#### What is asked:
Transcribe the records below exactly as they appear.
### Records to process
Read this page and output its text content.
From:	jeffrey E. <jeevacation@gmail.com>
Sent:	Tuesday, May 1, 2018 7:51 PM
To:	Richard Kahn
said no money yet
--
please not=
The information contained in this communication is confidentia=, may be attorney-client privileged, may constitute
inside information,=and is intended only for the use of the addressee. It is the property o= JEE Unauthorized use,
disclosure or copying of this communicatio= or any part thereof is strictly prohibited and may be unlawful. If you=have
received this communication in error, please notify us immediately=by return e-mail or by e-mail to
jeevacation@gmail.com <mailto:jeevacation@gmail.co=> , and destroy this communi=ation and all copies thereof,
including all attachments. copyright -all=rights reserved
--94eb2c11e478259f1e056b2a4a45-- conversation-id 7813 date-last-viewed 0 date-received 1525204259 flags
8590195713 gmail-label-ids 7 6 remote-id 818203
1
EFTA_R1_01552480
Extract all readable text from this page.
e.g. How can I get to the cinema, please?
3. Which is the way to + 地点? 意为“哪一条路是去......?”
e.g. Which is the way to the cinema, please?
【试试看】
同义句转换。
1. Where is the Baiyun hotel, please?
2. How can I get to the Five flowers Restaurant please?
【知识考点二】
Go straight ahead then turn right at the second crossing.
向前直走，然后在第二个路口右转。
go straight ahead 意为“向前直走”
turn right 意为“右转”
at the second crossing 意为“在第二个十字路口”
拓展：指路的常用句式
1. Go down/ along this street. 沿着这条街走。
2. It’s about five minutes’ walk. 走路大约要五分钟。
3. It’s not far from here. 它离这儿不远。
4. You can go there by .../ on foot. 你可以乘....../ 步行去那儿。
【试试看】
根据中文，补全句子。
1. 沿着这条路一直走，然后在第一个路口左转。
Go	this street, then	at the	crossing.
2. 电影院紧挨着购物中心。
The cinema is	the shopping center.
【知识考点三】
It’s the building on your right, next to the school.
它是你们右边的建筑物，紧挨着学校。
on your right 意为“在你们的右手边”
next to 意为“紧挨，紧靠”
######
#### Exercise output:
Read this page and output its text content.
From:	jeffrey E. <jeevacation@gmail.com>
Sent:	Tuesday, May 1, 2018 7:51 PM
To:	Richard Kahn
said no money yet
--
please not=
The information contained in this communication is confidentia=, may be attorney-client privileged, may constitute
inside information,=and is intended only for the use of the addressee. It is the property o= JEE Unauthorized use,
disclosure or copying of this communicatio= or any part thereof is strictly prohibited and may be unlawful. If you=have
received this communication in error, please notify us immediately=by return e-mail or by e-mail to
jeevacation@gmail.com <mailto:jeevacation@gmail.co=> , and destroy this communi=ation and all copies thereof,
including all attachments. copyright -all=rights reserved
--94eb2c11e478259f1e056b2a4a45-- conversation-id 7813 date-last-viewed 0 date-received 1525204259 flags
8590195713 gmail-label-ids 7 6 remote-id 818203
1
EFTA_R1_01552480
Extract all readable text from this page.
e.g. How can I get to the cinema, please?
3. Which is the way to + 地点? 意为“哪一条路是去......?”
e.g. Which is the way to the cinema, please?
【试试看】
同义句转换。
1. Where is the Baiyun hotel, please?
2. How can I get to the Five flowers Restaurant please?
【知识考点二】
Go straight ahead then turn right at the second crossing.
向前直走，然后在第二个路口右转。
go straight ahead 意为“向前直走”
turn right 意为“右转”
at the second crossing 意为“在第二个十字路口”
拓展：指路的常用句式
1. Go down/ along this street. 沿着这条街走。
2. It’s about five minutes’ walk. 走路大约要五分钟。
3. It’s not far from here. 它离这儿不远。
4. You can go there by .../ on foot. 你可以乘....../ 步行去那儿。
【试试看】
根据中文，补全句子。
1. 沿着这条路一直走，然后在第一个路口左转。
Go	this street, then	at the	crossing.
2. 电影院紧挨着购物中心。
The cinema is	the shopping center.
【知识考点三】
It’s the building on your right, next to the school.
它是你们右边的建筑物，紧挨着学校。
on your right 意为“在你们的右手边”
next to 意为“紧挨，紧靠”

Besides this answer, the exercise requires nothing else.